- [Problem to solve] Starting at the line below that contains "Type out the text in this image.", print each line through the end of the records exactly as it appears.

## Begin Exercise data

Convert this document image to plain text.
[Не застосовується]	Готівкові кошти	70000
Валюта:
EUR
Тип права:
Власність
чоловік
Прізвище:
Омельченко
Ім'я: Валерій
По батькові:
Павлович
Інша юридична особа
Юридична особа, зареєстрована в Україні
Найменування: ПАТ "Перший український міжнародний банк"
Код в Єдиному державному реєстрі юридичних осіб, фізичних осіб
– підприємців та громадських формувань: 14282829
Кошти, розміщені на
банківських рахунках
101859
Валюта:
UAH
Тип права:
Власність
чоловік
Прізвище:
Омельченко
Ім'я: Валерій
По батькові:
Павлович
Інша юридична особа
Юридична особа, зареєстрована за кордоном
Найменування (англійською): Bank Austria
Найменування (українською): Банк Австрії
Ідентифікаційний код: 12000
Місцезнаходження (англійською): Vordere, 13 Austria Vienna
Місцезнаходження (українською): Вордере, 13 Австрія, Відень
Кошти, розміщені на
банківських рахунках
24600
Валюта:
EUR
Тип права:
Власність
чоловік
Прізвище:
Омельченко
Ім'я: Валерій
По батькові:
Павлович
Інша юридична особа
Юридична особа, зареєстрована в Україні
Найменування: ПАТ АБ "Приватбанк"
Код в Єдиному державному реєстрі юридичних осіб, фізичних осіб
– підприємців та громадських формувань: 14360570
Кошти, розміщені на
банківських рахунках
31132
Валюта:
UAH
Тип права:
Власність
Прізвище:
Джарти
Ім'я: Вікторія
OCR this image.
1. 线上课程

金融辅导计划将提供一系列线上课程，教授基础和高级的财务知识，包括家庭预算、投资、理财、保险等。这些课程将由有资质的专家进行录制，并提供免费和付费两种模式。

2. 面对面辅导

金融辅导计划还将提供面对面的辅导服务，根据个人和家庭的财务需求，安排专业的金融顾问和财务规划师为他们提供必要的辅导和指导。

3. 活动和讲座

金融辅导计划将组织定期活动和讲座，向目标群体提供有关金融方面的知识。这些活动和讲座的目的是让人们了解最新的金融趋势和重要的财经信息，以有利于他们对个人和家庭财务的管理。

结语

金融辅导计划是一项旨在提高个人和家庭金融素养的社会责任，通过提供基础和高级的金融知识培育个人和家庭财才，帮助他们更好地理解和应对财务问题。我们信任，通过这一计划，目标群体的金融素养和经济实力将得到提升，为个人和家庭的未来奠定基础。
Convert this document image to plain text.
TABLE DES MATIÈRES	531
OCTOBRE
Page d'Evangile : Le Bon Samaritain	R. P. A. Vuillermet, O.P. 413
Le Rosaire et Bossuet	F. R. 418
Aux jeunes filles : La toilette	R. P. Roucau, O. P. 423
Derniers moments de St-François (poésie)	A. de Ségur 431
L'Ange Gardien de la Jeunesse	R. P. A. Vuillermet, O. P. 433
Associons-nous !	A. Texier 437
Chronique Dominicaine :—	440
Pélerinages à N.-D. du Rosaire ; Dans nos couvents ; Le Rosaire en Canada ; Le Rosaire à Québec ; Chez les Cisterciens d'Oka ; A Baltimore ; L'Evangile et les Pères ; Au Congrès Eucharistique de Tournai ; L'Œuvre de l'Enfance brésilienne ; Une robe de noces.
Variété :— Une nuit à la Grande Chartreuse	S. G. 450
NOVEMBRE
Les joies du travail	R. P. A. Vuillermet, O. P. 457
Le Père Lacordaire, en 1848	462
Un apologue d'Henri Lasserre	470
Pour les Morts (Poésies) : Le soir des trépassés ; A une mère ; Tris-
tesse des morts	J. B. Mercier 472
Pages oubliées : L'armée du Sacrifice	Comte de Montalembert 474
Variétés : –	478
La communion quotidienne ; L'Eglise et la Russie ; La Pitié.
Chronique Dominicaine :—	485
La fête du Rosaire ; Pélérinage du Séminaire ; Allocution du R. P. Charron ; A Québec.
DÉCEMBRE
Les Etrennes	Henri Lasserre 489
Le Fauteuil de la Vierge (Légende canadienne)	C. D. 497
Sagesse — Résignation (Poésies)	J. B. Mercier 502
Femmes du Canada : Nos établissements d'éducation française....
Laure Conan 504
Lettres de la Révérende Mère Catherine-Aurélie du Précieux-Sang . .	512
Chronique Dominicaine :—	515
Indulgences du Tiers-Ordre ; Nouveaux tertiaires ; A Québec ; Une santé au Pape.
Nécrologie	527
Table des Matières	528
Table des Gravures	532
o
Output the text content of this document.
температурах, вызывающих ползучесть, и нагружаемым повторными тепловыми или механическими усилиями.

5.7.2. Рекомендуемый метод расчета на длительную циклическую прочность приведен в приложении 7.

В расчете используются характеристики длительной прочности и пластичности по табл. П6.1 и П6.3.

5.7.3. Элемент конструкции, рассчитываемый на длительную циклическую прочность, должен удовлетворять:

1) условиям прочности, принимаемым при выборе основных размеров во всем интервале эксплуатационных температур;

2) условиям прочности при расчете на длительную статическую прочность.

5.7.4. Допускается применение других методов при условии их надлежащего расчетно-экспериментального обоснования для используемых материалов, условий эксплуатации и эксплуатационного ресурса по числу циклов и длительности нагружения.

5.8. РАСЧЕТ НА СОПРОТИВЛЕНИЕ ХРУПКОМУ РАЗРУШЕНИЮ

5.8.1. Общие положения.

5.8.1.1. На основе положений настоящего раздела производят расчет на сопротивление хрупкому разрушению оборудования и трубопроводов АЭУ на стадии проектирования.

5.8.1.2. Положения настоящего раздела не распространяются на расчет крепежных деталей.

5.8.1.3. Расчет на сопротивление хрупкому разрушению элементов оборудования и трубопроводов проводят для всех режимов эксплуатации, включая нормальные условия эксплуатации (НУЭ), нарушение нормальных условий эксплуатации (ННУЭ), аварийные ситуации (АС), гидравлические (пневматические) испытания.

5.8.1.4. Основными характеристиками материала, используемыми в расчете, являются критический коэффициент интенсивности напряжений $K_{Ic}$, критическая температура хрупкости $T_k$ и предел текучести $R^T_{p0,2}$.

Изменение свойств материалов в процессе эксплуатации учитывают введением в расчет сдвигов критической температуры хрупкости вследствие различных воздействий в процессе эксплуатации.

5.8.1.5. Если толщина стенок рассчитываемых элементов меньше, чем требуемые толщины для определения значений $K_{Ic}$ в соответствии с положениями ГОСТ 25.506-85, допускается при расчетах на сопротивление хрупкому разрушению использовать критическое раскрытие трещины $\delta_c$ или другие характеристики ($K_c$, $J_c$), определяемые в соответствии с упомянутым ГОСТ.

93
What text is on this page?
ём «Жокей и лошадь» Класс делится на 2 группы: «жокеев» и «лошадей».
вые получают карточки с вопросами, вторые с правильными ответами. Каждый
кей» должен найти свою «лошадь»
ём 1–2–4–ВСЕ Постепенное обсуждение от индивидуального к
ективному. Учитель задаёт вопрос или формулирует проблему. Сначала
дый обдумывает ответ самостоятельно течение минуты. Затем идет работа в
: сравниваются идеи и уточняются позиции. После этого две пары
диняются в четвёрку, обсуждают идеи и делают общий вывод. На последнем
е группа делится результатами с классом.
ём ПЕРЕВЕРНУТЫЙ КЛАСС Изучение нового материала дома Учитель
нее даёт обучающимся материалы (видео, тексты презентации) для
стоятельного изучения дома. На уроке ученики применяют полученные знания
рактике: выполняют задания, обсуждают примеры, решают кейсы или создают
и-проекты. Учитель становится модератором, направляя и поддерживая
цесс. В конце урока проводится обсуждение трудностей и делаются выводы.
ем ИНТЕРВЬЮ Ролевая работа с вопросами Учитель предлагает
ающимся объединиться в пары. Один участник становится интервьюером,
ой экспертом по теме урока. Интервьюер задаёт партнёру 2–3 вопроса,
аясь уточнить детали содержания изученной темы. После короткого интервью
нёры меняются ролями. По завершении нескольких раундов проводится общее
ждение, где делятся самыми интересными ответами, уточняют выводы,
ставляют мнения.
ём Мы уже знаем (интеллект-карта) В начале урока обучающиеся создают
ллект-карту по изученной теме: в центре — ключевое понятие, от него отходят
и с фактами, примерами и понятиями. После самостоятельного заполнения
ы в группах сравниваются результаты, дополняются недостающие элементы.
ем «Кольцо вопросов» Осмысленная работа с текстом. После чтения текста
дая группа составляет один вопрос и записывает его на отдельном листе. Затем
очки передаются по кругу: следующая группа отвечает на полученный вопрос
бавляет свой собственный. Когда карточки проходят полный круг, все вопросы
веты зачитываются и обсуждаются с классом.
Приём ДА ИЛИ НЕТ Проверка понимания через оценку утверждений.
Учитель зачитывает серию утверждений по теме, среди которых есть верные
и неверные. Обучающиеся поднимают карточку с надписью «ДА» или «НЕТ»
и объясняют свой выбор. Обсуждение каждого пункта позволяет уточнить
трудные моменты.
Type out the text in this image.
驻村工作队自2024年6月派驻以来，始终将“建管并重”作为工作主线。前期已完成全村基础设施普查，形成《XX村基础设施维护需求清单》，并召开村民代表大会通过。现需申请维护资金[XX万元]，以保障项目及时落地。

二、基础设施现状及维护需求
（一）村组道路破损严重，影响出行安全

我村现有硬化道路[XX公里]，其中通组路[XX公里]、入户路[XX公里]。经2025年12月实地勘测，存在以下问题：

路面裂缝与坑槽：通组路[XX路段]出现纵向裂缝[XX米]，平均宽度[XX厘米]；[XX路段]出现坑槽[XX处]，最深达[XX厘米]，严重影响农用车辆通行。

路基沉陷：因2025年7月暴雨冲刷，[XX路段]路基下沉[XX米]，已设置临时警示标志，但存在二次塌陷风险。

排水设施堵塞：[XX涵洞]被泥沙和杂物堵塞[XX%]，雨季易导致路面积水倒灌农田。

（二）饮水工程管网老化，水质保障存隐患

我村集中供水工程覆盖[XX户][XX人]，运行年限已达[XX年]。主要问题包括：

## End Exercise data

- [Task response]
Type out the text in this image.
驻村工作队自2024年6月派驻以来，始终将“建管并重”作为工作主线。前期已完成全村基础设施普查，形成《XX村基础设施维护需求清单》，并召开村民代表大会通过。现需申请维护资金[XX万元]，以保障项目及时落地。

二、基础设施现状及维护需求
（一）村组道路破损严重，影响出行安全

我村现有硬化道路[XX公里]，其中通组路[XX公里]、入户路[XX公里]。经2025年12月实地勘测，存在以下问题：

路面裂缝与坑槽：通组路[XX路段]出现纵向裂缝[XX米]，平均宽度[XX厘米]；[XX路段]出现坑槽[XX处]，最深达[XX厘米]，严重影响农用车辆通行。

路基沉陷：因2025年7月暴雨冲刷，[XX路段]路基下沉[XX米]，已设置临时警示标志，但存在二次塌陷风险。

排水设施堵塞：[XX涵洞]被泥沙和杂物堵塞[XX%]，雨季易导致路面积水倒灌农田。

（二）饮水工程管网老化，水质保障存隐患

我村集中供水工程覆盖[XX户][XX人]，运行年限已达[XX年]。主要问题包括：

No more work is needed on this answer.